Task brief ::
Go through the material below and copy each line where the word "Текущее" appears.

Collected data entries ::
_ _ _

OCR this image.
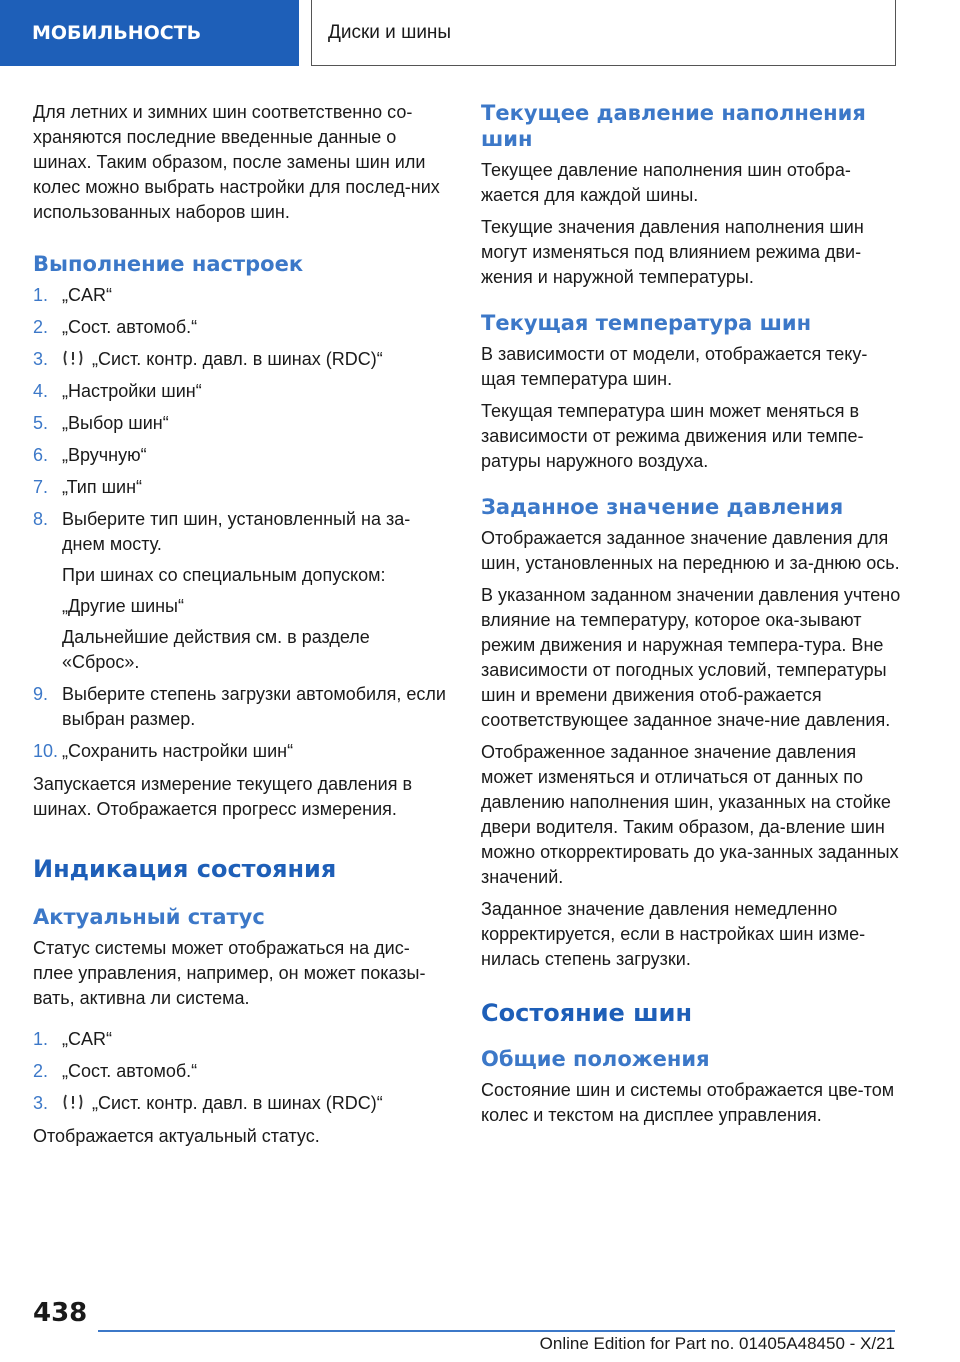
МОБИЛЬНОСТЬ	Диски и шины

Для летних и зимних шин соответственно со-храняются последние введенные данные о шинах. Таким образом, после замены шин или колес можно выбрать настройки для послед-них использованных наборов шин.

Выполнение настроек
1. „CAR“
2. „Сост. автомоб.“
3.	„Сист. контр. давл. в шинах (RDC)“
4. „Настройки шин“
5. „Выбор шин“
6. „Вручную“
7. „Тип шин“
8. Выберите тип шин, установленный на за-днем мосту.
При шинах со специальным допуском:
„Другие шины“
Дальнейшие действия см. в разделе «Сброс».
9. Выберите степень загрузки автомобиля, если выбран размер.
10. „Сохранить настройки шин“

Запускается измерение текущего давления в шинах. Отображается прогресс измерения.

Индикация состояния
Актуальный статус

Статус системы может отображаться на дис-плее управления, например, он может показы-вать, активна ли система.

1. „CAR“
2. „Сост. автомоб.“
3.	„Сист. контр. давл. в шинах (RDC)“

Отображается актуальный статус.

Текущее давление наполнения шин

Текущее давление наполнения шин отобра-жается для каждой шины.

Текущие значения давления наполнения шин могут изменяться под влиянием режима дви-жения и наружной температуры.

Текущая температура шин

В зависимости от модели, отображается теку-щая температура шин.

Текущая температура шин может меняться в зависимости от режима движения или темпе-ратуры наружного воздуха.

Заданное значение давления

Отображается заданное значение давления для шин, установленных на переднюю и за-днюю ось.

В указанном заданном значении давления учтено влияние на температуру, которое ока-зывают режим движения и наружная темпера-тура. Вне зависимости от погодных условий, температуры шин и времени движения отоб-ражается соответствующее заданное значе-ние давления.

Отображенное заданное значение давления может изменяться и отличаться от данных по давлению наполнения шин, указанных на стойке двери водителя. Таким образом, да-вление шин можно откорректировать до ука-занных заданных значений.

Заданное значение давления немедленно корректируется, если в настройках шин изме-нилась степень загрузки.

Состояние шин
Общие положения

Состояние шин и системы отображается цве-том колес и текстом на дисплее управления.

438
Online Edition for Part no. 01405A48450 - X/21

_ _ _

The output ::
Текущее давление наполнения шин
Текущее давление наполнения шин отобра-жается для каждой шины.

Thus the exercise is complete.